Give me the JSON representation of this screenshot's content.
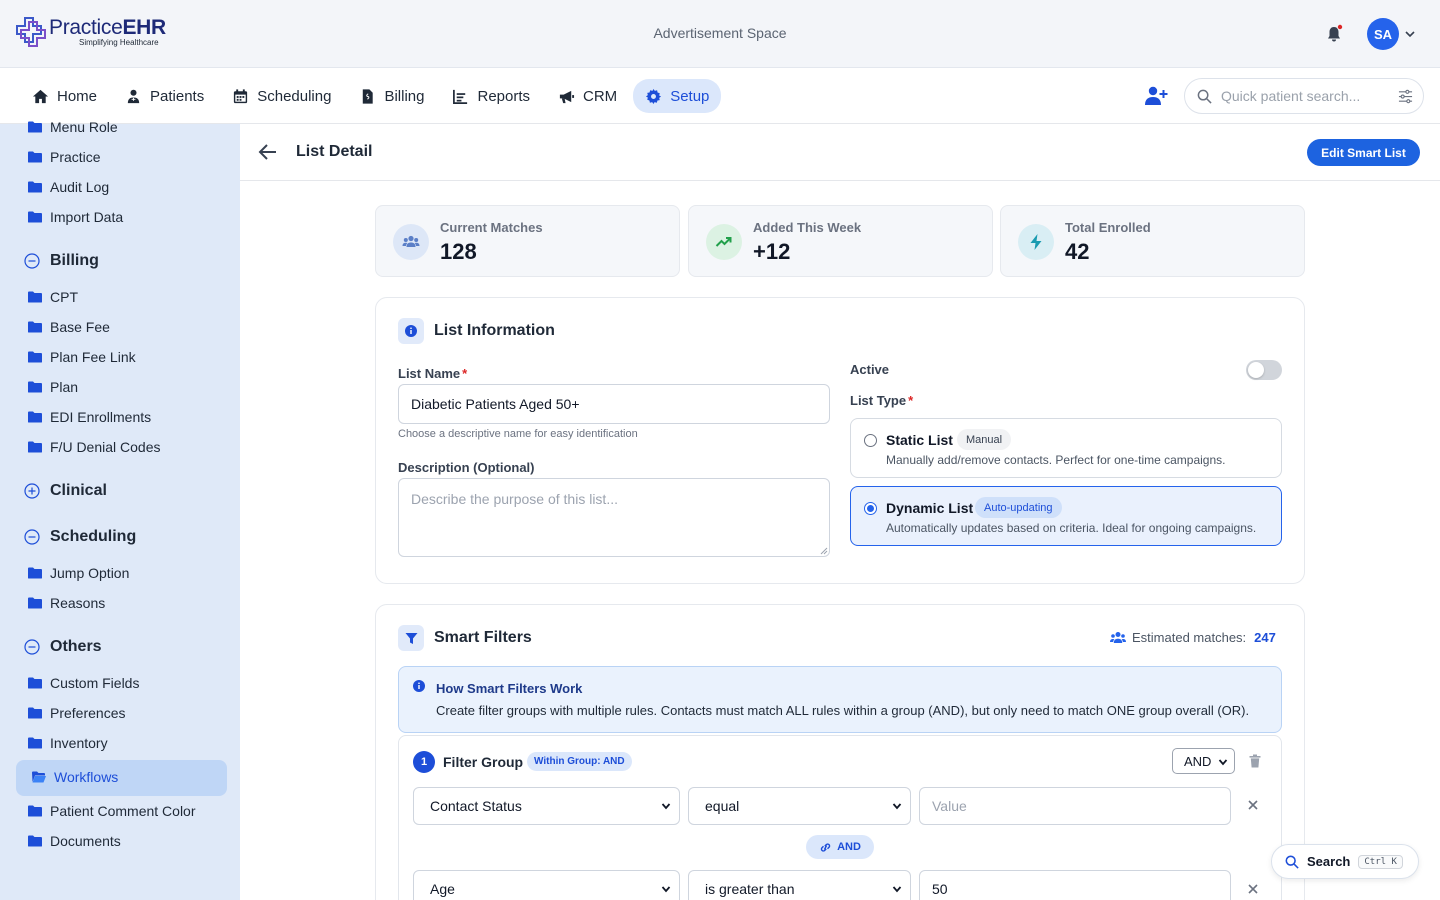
{
  "header": {
    "logo_brand_a": "Practice",
    "logo_brand_b": "EHR",
    "logo_tagline": "Simplifying Healthcare",
    "ad_space": "Advertisement Space",
    "avatar_initials": "SA"
  },
  "nav": {
    "items": [
      {
        "label": "Home",
        "icon": "home-icon"
      },
      {
        "label": "Patients",
        "icon": "patient-icon"
      },
      {
        "label": "Scheduling",
        "icon": "calendar-icon"
      },
      {
        "label": "Billing",
        "icon": "invoice-icon"
      },
      {
        "label": "Reports",
        "icon": "chart-icon"
      },
      {
        "label": "CRM",
        "icon": "megaphone-icon"
      },
      {
        "label": "Setup",
        "icon": "gear-icon",
        "active": true
      }
    ],
    "search_placeholder": "Quick patient search..."
  },
  "sidebar": {
    "top_items": [
      "Menu Role",
      "Practice",
      "Audit Log",
      "Import Data"
    ],
    "billing": {
      "title": "Billing",
      "items": [
        "CPT",
        "Base Fee",
        "Plan Fee Link",
        "Plan",
        "EDI Enrollments",
        "F/U Denial Codes"
      ]
    },
    "clinical": {
      "title": "Clinical"
    },
    "scheduling": {
      "title": "Scheduling",
      "items": [
        "Jump Option",
        "Reasons"
      ]
    },
    "others": {
      "title": "Others",
      "items": [
        "Custom Fields",
        "Preferences",
        "Inventory",
        "Workflows",
        "Patient Comment Color",
        "Documents"
      ]
    },
    "active_item": "Workflows"
  },
  "page": {
    "title": "List Detail",
    "edit_button": "Edit Smart List"
  },
  "stats": [
    {
      "label": "Current Matches",
      "value": "128"
    },
    {
      "label": "Added This Week",
      "value": "+12"
    },
    {
      "label": "Total Enrolled",
      "value": "42"
    }
  ],
  "list_info": {
    "title": "List Information",
    "name_label": "List Name",
    "name_value": "Diabetic Patients Aged 50+",
    "name_hint": "Choose a descriptive name for easy identification",
    "desc_label": "Description (Optional)",
    "desc_placeholder": "Describe the purpose of this list...",
    "active_label": "Active",
    "active_on": false,
    "type_label": "List Type",
    "types": [
      {
        "name": "Static List",
        "badge": "Manual",
        "desc": "Manually add/remove contacts. Perfect for one-time campaigns.",
        "selected": false
      },
      {
        "name": "Dynamic List",
        "badge": "Auto-updating",
        "desc": "Automatically updates based on criteria. Ideal for ongoing campaigns.",
        "selected": true
      }
    ]
  },
  "smart_filters": {
    "title": "Smart Filters",
    "est_label": "Estimated matches:",
    "est_value": "247",
    "info_title": "How Smart Filters Work",
    "info_text": "Create filter groups with multiple rules. Contacts must match ALL rules within a group (AND), but only need to match ONE group overall (OR).",
    "group": {
      "number": "1",
      "title": "Filter Group",
      "badge": "Within Group: AND",
      "operator": "AND",
      "rules": [
        {
          "field": "Contact Status",
          "op": "equal",
          "value": "",
          "placeholder": "Value"
        },
        {
          "field": "Age",
          "op": "is greater than",
          "value": "50",
          "placeholder": "Value"
        }
      ],
      "connector": "AND"
    }
  },
  "floating_search": {
    "label": "Search",
    "shortcut": "Ctrl K"
  },
  "colors": {
    "primary": "#1d63e0",
    "sidebar_bg": "#dfe9f8",
    "nav_active_bg": "#dbe7fb"
  }
}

- TO DO
Copy the data verbatim, skipping any image it holds.

- ANSWER SECTION
Give me the JSON representation of this screenshot's content.
{
  "header": {
    "logo_brand_a": "Practice",
    "logo_brand_b": "EHR",
    "logo_tagline": "Simplifying Healthcare",
    "ad_space": "Advertisement Space",
    "avatar_initials": "SA"
  },
  "nav": {
    "items": [
      {
        "label": "Home",
        "icon": "home-icon"
      },
      {
        "label": "Patients",
        "icon": "patient-icon"
      },
      {
        "label": "Scheduling",
        "icon": "calendar-icon"
      },
      {
        "label": "Billing",
        "icon": "invoice-icon"
      },
      {
        "label": "Reports",
        "icon": "chart-icon"
      },
      {
        "label": "CRM",
        "icon": "megaphone-icon"
      },
      {
        "label": "Setup",
        "icon": "gear-icon",
        "active": true
      }
    ],
    "search_placeholder": "Quick patient search..."
  },
  "sidebar": {
    "top_items": [
      "Menu Role",
      "Practice",
      "Audit Log",
      "Import Data"
    ],
    "billing": {
      "title": "Billing",
      "items": [
        "CPT",
        "Base Fee",
        "Plan Fee Link",
        "Plan",
        "EDI Enrollments",
        "F/U Denial Codes"
      ]
    },
    "clinical": {
      "title": "Clinical"
    },
    "scheduling": {
      "title": "Scheduling",
      "items": [
        "Jump Option",
        "Reasons"
      ]
    },
    "others": {
      "title": "Others",
      "items": [
        "Custom Fields",
        "Preferences",
        "Inventory",
        "Workflows",
        "Patient Comment Color",
        "Documents"
      ]
    },
    "active_item": "Workflows"
  },
  "page": {
    "title": "List Detail",
    "edit_button": "Edit Smart List"
  },
  "stats": [
    {
      "label": "Current Matches",
      "value": "128"
    },
    {
      "label": "Added This Week",
      "value": "+12"
    },
    {
      "label": "Total Enrolled",
      "value": "42"
    }
  ],
  "list_info": {
    "title": "List Information",
    "name_label": "List Name",
    "name_value": "Diabetic Patients Aged 50+",
    "name_hint": "Choose a descriptive name for easy identification",
    "desc_label": "Description (Optional)",
    "desc_placeholder": "Describe the purpose of this list...",
    "active_label": "Active",
    "active_on": false,
    "type_label": "List Type",
    "types": [
      {
        "name": "Static List",
        "badge": "Manual",
        "desc": "Manually add/remove contacts. Perfect for one-time campaigns.",
        "selected": false
      },
      {
        "name": "Dynamic List",
        "badge": "Auto-updating",
        "desc": "Automatically updates based on criteria. Ideal for ongoing campaigns.",
        "selected": true
      }
    ]
  },
  "smart_filters": {
    "title": "Smart Filters",
    "est_label": "Estimated matches:",
    "est_value": "247",
    "info_title": "How Smart Filters Work",
    "info_text": "Create filter groups with multiple rules. Contacts must match ALL rules within a group (AND), but only need to match ONE group overall (OR).",
    "group": {
      "number": "1",
      "title": "Filter Group",
      "badge": "Within Group: AND",
      "operator": "AND",
      "rules": [
        {
          "field": "Contact Status",
          "op": "equal",
          "value": "",
          "placeholder": "Value"
        },
        {
          "field": "Age",
          "op": "is greater than",
          "value": "50",
          "placeholder": "Value"
        }
      ],
      "connector": "AND"
    }
  },
  "floating_search": {
    "label": "Search",
    "shortcut": "Ctrl K"
  },
  "colors": {
    "primary": "#1d63e0",
    "sidebar_bg": "#dfe9f8",
    "nav_active_bg": "#dbe7fb"
  }
}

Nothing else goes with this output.